[YOUR GOAL]:
Write out the whole listing again, exactly as given.

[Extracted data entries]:
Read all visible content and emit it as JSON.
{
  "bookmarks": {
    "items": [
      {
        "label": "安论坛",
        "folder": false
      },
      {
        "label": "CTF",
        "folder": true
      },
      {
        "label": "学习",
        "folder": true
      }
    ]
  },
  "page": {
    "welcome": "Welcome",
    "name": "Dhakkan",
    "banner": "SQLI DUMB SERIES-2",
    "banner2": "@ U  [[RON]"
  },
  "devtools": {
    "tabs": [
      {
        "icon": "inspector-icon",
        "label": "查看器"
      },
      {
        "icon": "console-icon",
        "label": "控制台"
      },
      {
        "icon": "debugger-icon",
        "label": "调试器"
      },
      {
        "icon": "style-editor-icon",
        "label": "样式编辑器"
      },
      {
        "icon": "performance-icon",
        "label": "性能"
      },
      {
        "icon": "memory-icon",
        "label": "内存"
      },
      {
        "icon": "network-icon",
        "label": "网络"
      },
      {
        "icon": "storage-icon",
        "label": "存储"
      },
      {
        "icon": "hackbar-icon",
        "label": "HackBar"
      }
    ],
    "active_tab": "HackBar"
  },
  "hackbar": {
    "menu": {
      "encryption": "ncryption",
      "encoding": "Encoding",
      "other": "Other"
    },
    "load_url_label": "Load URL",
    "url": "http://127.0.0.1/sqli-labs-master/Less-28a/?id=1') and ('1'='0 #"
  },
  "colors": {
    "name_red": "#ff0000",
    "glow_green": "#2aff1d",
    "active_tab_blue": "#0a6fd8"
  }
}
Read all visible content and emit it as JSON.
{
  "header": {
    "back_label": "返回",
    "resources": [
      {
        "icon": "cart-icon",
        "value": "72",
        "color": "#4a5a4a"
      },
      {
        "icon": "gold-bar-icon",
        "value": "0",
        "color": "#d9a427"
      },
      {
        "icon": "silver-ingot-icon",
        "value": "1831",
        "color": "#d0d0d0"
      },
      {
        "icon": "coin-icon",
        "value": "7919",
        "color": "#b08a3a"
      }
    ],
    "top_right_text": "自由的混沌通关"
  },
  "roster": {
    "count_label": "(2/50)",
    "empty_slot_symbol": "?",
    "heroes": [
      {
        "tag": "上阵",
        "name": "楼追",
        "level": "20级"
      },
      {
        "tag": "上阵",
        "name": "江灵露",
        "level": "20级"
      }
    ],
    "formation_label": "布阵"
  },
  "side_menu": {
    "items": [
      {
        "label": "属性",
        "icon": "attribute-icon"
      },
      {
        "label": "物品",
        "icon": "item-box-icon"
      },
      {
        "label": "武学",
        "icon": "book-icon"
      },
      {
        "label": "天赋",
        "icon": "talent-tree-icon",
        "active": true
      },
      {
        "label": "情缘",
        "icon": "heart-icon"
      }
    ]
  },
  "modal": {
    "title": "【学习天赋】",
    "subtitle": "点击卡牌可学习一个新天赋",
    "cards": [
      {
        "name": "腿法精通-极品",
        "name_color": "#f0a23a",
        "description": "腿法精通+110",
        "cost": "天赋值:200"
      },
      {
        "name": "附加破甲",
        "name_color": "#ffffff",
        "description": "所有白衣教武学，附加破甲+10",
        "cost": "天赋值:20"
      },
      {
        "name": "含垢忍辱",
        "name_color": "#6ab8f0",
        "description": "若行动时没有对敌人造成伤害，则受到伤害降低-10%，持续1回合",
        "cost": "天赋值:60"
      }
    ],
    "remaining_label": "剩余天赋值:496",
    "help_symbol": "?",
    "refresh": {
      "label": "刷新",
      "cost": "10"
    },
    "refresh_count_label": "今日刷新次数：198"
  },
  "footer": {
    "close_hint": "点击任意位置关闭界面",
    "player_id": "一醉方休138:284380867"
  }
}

[RESULT]:
Read all visible content and emit it as JSON.
{
  "bookmarks": {
    "items": [
      {
        "label": "安论坛",
        "folder": false
      },
      {
        "label": "CTF",
        "folder": true
      },
      {
        "label": "学习",
        "folder": true
      }
    ]
  },
  "page": {
    "welcome": "Welcome",
    "name": "Dhakkan",
    "banner": "SQLI DUMB SERIES-2",
    "banner2": "@ U  [[RON]"
  },
  "devtools": {
    "tabs": [
      {
        "icon": "inspector-icon",
        "label": "查看器"
      },
      {
        "icon": "console-icon",
        "label": "控制台"
      },
      {
        "icon": "debugger-icon",
        "label": "调试器"
      },
      {
        "icon": "style-editor-icon",
        "label": "样式编辑器"
      },
      {
        "icon": "performance-icon",
        "label": "性能"
      },
      {
        "icon": "memory-icon",
        "label": "内存"
      },
      {
        "icon": "network-icon",
        "label": "网络"
      },
      {
        "icon": "storage-icon",
        "label": "存储"
      },
      {
        "icon": "hackbar-icon",
        "label": "HackBar"
      }
    ],
    "active_tab": "HackBar"
  },
  "hackbar": {
    "menu": {
      "encryption": "ncryption",
      "encoding": "Encoding",
      "other": "Other"
    },
    "load_url_label": "Load URL",
    "url": "http://127.0.0.1/sqli-labs-master/Less-28a/?id=1') and ('1'='0 #"
  },
  "colors": {
    "name_red": "#ff0000",
    "glow_green": "#2aff1d",
    "active_tab_blue": "#0a6fd8"
  }
}
Read all visible content and emit it as JSON.
{
  "header": {
    "back_label": "返回",
    "resources": [
      {
        "icon": "cart-icon",
        "value": "72",
        "color": "#4a5a4a"
      },
      {
        "icon": "gold-bar-icon",
        "value": "0",
        "color": "#d9a427"
      },
      {
        "icon": "silver-ingot-icon",
        "value": "1831",
        "color": "#d0d0d0"
      },
      {
        "icon": "coin-icon",
        "value": "7919",
        "color": "#b08a3a"
      }
    ],
    "top_right_text": "自由的混沌通关"
  },
  "roster": {
    "count_label": "(2/50)",
    "empty_slot_symbol": "?",
    "heroes": [
      {
        "tag": "上阵",
        "name": "楼追",
        "level": "20级"
      },
      {
        "tag": "上阵",
        "name": "江灵露",
        "level": "20级"
      }
    ],
    "formation_label": "布阵"
  },
  "side_menu": {
    "items": [
      {
        "label": "属性",
        "icon": "attribute-icon"
      },
      {
        "label": "物品",
        "icon": "item-box-icon"
      },
      {
        "label": "武学",
        "icon": "book-icon"
      },
      {
        "label": "天赋",
        "icon": "talent-tree-icon",
        "active": true
      },
      {
        "label": "情缘",
        "icon": "heart-icon"
      }
    ]
  },
  "modal": {
    "title": "【学习天赋】",
    "subtitle": "点击卡牌可学习一个新天赋",
    "cards": [
      {
        "name": "腿法精通-极品",
        "name_color": "#f0a23a",
        "description": "腿法精通+110",
        "cost": "天赋值:200"
      },
      {
        "name": "附加破甲",
        "name_color": "#ffffff",
        "description": "所有白衣教武学，附加破甲+10",
        "cost": "天赋值:20"
      },
      {
        "name": "含垢忍辱",
        "name_color": "#6ab8f0",
        "description": "若行动时没有对敌人造成伤害，则受到伤害降低-10%，持续1回合",
        "cost": "天赋值:60"
      }
    ],
    "remaining_label": "剩余天赋值:496",
    "help_symbol": "?",
    "refresh": {
      "label": "刷新",
      "cost": "10"
    },
    "refresh_count_label": "今日刷新次数：198"
  },
  "footer": {
    "close_hint": "点击任意位置关闭界面",
    "player_id": "一醉方休138:284380867"
  }
}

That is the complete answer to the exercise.